● Work order 1:
In the Python file-writing question, why did the writer choose the w+ mode?
● Work order 2:
Copy out the part of the Python question that begins at the words "I am writing" and stops after the words "recordsData = json.load(infile)".

● Text section:

========

I am writing code in Python which needs to register a user by RFID tag and write that record to a file.

I managed to write a function which works perfectly fine:

def register_user(self, rfid):

    with open(self._RECORDS_FILE_PATH, 'r') as infile:
        recordsData = json.load(infile)

    with open(self._RECORDS_FILE_PATH, 'w+') as outfile:
        newRecord = {
            "timestamp": int(round(time.time() * 1000)),
            "rfid": rfid
        }
        recordsData["recordsList"].insert(0, newRecord)
        json.dump(recordsData, outfile)

But I would like to optimise the code as much as possible and reduce the number of lines. Because of that, I decided to use w+ because it should enable reading from and writing to the file simultaneously.

This is the “optimised” code:

def register_user(self, rfid):

    with open(self._RECORDS_FILE_PATH, 'w+') as file:
        recordsData = json.load(file)
        newRecord = {
            "timestamp": int(round(time.time() * 1000)),
            "rfid": rfid
        }
        recordsData["recordsList"].insert(0, newRecord)
        json.dump(recordsData, file)

The “optimised” code is not working and it is giving this error:

Traceback (most recent call last):
  File "/home/pi/accessControl/accessControlClasses/userInfoApi.py", line 57, in register_user_offline
    recordsData = json.load(outfile)

========

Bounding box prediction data
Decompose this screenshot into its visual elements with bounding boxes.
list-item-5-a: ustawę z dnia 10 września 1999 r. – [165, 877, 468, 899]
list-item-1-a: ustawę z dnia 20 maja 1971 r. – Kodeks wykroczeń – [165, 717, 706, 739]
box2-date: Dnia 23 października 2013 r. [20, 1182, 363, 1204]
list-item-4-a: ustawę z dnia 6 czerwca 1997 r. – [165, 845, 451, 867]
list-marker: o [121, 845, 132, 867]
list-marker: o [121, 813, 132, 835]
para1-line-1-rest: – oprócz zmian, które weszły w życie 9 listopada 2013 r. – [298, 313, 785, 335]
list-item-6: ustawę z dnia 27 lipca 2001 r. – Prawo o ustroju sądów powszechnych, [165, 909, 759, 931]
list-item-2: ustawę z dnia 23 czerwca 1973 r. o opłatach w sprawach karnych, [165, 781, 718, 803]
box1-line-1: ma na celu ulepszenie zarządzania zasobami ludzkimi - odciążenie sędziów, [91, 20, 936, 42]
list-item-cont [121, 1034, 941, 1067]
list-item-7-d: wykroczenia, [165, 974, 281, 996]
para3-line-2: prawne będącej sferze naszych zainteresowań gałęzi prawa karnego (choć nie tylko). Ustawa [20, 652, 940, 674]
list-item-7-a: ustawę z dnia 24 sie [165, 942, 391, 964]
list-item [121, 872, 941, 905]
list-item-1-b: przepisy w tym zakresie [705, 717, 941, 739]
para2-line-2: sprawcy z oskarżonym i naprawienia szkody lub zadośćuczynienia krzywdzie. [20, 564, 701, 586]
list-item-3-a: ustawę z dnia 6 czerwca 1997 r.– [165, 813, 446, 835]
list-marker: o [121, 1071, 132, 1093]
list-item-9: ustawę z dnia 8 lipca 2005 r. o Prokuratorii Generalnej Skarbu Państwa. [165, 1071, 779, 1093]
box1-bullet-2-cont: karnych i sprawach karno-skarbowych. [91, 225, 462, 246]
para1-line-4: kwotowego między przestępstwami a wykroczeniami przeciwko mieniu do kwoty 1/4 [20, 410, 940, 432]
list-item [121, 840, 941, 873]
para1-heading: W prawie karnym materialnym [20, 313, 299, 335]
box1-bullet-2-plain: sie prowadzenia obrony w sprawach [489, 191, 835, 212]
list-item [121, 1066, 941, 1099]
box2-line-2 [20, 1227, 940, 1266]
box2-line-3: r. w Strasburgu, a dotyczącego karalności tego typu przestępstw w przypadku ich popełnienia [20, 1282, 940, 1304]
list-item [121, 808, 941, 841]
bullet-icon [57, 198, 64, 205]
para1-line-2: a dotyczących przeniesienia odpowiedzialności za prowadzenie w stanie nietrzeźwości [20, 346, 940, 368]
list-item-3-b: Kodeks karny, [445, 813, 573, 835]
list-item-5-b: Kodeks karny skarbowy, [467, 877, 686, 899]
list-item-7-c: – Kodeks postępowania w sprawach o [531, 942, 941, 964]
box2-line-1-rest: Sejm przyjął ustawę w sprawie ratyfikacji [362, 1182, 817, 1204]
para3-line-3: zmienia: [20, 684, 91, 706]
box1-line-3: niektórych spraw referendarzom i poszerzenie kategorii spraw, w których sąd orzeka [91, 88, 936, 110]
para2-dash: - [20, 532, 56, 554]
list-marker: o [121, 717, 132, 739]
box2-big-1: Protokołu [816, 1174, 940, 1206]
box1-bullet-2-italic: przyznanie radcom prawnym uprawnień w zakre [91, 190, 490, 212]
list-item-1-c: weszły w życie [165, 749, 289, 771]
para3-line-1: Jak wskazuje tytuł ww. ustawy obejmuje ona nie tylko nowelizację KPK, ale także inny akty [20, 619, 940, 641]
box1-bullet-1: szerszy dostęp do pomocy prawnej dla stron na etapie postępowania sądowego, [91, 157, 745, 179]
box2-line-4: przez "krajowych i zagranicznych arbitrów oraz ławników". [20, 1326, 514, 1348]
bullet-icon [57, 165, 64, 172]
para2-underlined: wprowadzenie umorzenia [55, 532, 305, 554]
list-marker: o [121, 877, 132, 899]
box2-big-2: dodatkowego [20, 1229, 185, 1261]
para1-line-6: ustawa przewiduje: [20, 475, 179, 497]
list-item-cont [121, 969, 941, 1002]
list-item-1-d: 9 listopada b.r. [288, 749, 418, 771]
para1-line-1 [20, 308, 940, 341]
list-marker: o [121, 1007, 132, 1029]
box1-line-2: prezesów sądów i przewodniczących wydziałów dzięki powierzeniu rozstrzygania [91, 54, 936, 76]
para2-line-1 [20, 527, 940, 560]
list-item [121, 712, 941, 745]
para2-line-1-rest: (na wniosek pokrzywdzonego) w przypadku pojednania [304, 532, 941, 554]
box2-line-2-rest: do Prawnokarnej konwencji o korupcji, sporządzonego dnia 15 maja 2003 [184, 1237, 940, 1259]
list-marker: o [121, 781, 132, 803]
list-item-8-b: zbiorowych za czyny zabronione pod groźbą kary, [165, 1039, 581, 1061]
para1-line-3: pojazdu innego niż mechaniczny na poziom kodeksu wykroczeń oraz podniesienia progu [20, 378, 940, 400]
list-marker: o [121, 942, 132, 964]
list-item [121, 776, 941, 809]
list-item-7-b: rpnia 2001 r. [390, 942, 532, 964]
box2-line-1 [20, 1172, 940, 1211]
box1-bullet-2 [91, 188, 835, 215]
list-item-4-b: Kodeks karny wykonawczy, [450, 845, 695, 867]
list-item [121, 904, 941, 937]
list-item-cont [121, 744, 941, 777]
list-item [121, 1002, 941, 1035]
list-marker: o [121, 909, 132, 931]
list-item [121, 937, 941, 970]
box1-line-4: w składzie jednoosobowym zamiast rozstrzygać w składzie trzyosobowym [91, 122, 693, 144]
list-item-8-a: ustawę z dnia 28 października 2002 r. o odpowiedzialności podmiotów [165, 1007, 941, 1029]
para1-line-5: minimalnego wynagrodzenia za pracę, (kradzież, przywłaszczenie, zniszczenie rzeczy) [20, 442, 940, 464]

========

● Exercise solution 1:
Because it should enable reading from and writing to the file simultaneously.

● Exercise solution 2:
I am writing code in Python which needs to register a user by RFID tag and write that record to a file.

I managed to write a function which works perfectly fine:

def register_user(self, rfid):

    with open(self._RECORDS_FILE_PATH, 'r') as infile:
        recordsData = json.load(infile)